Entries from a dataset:
*****

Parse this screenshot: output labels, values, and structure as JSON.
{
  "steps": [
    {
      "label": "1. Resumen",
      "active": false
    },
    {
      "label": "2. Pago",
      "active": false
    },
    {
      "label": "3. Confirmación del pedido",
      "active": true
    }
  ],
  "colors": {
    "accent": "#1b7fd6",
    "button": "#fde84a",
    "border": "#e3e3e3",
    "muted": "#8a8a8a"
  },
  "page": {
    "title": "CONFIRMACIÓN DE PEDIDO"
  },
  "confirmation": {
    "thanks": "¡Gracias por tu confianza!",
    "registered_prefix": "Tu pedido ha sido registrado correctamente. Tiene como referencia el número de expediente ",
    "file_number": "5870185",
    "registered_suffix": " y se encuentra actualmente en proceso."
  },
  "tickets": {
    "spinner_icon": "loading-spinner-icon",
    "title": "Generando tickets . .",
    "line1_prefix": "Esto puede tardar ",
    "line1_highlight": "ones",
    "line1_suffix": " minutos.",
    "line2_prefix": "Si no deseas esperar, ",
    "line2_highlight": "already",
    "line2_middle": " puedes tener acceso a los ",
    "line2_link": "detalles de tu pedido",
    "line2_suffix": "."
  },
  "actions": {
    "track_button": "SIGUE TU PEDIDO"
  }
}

*****

Set exercise: From the listing above, return each line with the word "title".

Task result:
    "title": "CONFIRMACIÓN DE PEDIDO"
    "title": "Generando tickets . .",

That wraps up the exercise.